╭─ RECORD EXTRACTS

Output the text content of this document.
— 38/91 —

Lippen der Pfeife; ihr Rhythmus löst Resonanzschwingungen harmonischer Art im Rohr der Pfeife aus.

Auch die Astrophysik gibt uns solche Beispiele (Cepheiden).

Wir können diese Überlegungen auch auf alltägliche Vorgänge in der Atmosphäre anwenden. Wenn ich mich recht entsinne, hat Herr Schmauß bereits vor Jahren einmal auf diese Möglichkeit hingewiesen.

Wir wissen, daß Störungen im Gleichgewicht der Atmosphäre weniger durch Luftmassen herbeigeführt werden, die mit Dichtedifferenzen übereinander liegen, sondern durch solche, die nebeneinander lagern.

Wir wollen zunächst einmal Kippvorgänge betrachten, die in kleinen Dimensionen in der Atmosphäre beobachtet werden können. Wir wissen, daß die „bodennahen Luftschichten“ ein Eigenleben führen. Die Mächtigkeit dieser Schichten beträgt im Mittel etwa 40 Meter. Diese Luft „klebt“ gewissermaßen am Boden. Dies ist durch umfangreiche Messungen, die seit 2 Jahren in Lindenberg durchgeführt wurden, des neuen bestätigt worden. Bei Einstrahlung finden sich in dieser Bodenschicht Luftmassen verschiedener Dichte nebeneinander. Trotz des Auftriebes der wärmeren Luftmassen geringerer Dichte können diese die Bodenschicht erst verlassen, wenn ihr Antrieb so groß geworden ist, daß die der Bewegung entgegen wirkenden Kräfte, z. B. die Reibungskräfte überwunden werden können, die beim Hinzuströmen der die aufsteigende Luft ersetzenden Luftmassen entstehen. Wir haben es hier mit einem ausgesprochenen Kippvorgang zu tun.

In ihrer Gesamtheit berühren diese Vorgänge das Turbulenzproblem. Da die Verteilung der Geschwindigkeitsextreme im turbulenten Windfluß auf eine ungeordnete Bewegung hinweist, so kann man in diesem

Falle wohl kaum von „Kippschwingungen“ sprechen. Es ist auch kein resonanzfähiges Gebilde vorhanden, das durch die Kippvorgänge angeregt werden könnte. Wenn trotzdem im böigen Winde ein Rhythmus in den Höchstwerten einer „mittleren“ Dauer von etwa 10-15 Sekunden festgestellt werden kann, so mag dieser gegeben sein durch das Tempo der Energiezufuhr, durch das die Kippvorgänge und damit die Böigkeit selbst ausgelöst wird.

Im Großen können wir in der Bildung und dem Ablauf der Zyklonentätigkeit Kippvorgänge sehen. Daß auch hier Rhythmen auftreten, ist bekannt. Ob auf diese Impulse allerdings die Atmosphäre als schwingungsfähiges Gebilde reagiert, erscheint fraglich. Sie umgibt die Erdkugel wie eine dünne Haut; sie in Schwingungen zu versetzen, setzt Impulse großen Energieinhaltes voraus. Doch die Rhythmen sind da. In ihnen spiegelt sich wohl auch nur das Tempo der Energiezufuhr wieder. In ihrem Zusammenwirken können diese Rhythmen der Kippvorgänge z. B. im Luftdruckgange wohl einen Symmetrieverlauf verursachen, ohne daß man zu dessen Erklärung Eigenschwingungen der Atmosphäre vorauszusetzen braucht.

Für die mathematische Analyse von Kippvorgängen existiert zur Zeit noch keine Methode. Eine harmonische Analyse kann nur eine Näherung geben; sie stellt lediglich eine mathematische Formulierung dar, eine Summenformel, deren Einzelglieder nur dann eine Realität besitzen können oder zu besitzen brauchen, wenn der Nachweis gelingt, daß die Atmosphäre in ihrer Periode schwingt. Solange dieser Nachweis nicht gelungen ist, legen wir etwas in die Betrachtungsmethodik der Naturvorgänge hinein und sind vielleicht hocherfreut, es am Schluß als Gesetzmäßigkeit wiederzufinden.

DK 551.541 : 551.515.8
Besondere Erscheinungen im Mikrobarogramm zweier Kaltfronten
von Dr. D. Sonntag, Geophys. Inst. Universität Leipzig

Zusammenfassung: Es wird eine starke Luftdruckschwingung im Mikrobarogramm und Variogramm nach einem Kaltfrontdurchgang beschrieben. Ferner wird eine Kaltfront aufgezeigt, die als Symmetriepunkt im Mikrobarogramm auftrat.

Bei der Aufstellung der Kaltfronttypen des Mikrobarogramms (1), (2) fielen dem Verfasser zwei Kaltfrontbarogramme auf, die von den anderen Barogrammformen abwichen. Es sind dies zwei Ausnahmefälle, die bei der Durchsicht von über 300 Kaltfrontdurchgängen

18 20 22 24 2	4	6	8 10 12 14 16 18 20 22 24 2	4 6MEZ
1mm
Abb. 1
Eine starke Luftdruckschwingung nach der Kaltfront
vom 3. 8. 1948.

╰─

» **DESCRIPTION OF THE TASK**: Select all lines with the word "werden" from the entries above.

» **WORKED SOLUTION**:
Wir wissen, daß Störungen im Gleichgewicht der Atmosphäre weniger durch Luftmassen herbeigeführt werden, die mit Dichtedifferenzen übereinander liegen, sondern durch solche, die nebeneinander lagern.
Wir wollen zunächst einmal Kippvorgänge betrachten, die in kleinen Dimensionen in der Atmosphäre beobachtet werden können. Wir wissen, daß die „bodennahen Luftschichten“ ein Eigenleben führen. Die Mächtigkeit dieser Schichten beträgt im Mittel etwa 40 Meter. Diese Luft „klebt“ gewissermaßen am Boden. Dies ist durch umfangreiche Messungen, die seit 2 Jahren in Lindenberg durchgeführt wurden, des neuen bestätigt worden. Bei Einstrahlung finden sich in dieser Bodenschicht Luftmassen verschiedener Dichte nebeneinander. Trotz des Auftriebes der wärmeren Luftmassen geringerer Dichte können diese die Bodenschicht erst verlassen, wenn ihr Antrieb so groß geworden ist, daß die der Bewegung entgegen wirkenden Kräfte, z. B. die Reibungskräfte überwunden werden können, die beim Hinzuströmen der die aufsteigende Luft ersetzenden Luftmassen entstehen. Wir haben es hier mit einem ausgesprochenen Kippvorgang zu tun.
Falle wohl kaum von „Kippschwingungen“ sprechen. Es ist auch kein resonanzfähiges Gebilde vorhanden, das durch die Kippvorgänge angeregt werden könnte. Wenn trotzdem im böigen Winde ein Rhythmus in den Höchstwerten einer „mittleren“ Dauer von etwa 10-15 Sekunden festgestellt werden kann, so mag dieser gegeben sein durch das Tempo der Energiezufuhr, durch das die Kippvorgänge und damit die Böigkeit selbst ausgelöst wird.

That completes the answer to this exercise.